— Begin Data —

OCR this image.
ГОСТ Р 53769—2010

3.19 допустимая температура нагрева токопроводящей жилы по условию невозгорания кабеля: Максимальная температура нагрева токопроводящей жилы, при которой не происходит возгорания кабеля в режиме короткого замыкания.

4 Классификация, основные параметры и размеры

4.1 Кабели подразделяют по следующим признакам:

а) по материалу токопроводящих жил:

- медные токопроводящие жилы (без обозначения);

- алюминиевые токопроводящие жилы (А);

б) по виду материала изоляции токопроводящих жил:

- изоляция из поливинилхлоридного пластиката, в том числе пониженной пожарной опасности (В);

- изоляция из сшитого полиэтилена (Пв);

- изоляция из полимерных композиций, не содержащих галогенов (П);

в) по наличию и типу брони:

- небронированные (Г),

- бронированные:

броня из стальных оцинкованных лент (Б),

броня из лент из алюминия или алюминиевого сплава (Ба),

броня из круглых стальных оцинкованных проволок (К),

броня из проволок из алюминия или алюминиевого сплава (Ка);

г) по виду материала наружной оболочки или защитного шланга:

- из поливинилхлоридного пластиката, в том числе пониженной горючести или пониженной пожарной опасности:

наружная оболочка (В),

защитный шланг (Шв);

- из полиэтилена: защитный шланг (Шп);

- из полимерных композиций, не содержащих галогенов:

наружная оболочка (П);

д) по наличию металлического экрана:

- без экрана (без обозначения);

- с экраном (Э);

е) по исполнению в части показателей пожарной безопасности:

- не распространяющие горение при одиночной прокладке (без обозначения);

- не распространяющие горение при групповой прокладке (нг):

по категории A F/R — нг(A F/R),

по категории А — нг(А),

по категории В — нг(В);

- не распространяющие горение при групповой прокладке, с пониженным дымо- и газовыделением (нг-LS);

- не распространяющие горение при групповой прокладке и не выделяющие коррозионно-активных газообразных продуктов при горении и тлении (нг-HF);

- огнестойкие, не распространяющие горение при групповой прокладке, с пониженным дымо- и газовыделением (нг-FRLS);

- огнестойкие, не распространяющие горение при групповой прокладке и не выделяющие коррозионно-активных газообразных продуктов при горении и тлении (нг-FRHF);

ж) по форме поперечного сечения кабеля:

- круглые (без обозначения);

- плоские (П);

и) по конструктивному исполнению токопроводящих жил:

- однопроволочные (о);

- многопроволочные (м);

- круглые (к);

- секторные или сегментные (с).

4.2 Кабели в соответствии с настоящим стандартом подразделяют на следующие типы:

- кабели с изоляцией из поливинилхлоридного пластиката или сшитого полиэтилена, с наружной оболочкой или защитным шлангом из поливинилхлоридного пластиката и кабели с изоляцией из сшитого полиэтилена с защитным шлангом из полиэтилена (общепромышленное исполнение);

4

— End Data —

_Requirement_
Each line of the material above must be retyped precisely.

_Written response_
OCR this image.
ГОСТ Р 53769—2010

3.19 допустимая температура нагрева токопроводящей жилы по условию невозгорания кабеля: Максимальная температура нагрева токопроводящей жилы, при которой не происходит возгорания кабеля в режиме короткого замыкания.

4 Классификация, основные параметры и размеры

4.1 Кабели подразделяют по следующим признакам:

а) по материалу токопроводящих жил:

- медные токопроводящие жилы (без обозначения);

- алюминиевые токопроводящие жилы (А);

б) по виду материала изоляции токопроводящих жил:

- изоляция из поливинилхлоридного пластиката, в том числе пониженной пожарной опасности (В);

- изоляция из сшитого полиэтилена (Пв);

- изоляция из полимерных композиций, не содержащих галогенов (П);

в) по наличию и типу брони:

- небронированные (Г),

- бронированные:

броня из стальных оцинкованных лент (Б),

броня из лент из алюминия или алюминиевого сплава (Ба),

броня из круглых стальных оцинкованных проволок (К),

броня из проволок из алюминия или алюминиевого сплава (Ка);

г) по виду материала наружной оболочки или защитного шланга:

- из поливинилхлоридного пластиката, в том числе пониженной горючести или пониженной пожарной опасности:

наружная оболочка (В),

защитный шланг (Шв);

- из полиэтилена: защитный шланг (Шп);

- из полимерных композиций, не содержащих галогенов:

наружная оболочка (П);

д) по наличию металлического экрана:

- без экрана (без обозначения);

- с экраном (Э);

е) по исполнению в части показателей пожарной безопасности:

- не распространяющие горение при одиночной прокладке (без обозначения);

- не распространяющие горение при групповой прокладке (нг):

по категории A F/R — нг(A F/R),

по категории А — нг(А),

по категории В — нг(В);

- не распространяющие горение при групповой прокладке, с пониженным дымо- и газовыделением (нг-LS);

- не распространяющие горение при групповой прокладке и не выделяющие коррозионно-активных газообразных продуктов при горении и тлении (нг-HF);

- огнестойкие, не распространяющие горение при групповой прокладке, с пониженным дымо- и газовыделением (нг-FRLS);

- огнестойкие, не распространяющие горение при групповой прокладке и не выделяющие коррозионно-активных газообразных продуктов при горении и тлении (нг-FRHF);

ж) по форме поперечного сечения кабеля:

- круглые (без обозначения);

- плоские (П);

и) по конструктивному исполнению токопроводящих жил:

- однопроволочные (о);

- многопроволочные (м);

- круглые (к);

- секторные или сегментные (с).

4.2 Кабели в соответствии с настоящим стандартом подразделяют на следующие типы:

- кабели с изоляцией из поливинилхлоридного пластиката или сшитого полиэтилена, с наружной оболочкой или защитным шлангом из поливинилхлоридного пластиката и кабели с изоляцией из сшитого полиэтилена с защитным шлангом из полиэтилена (общепромышленное исполнение);

4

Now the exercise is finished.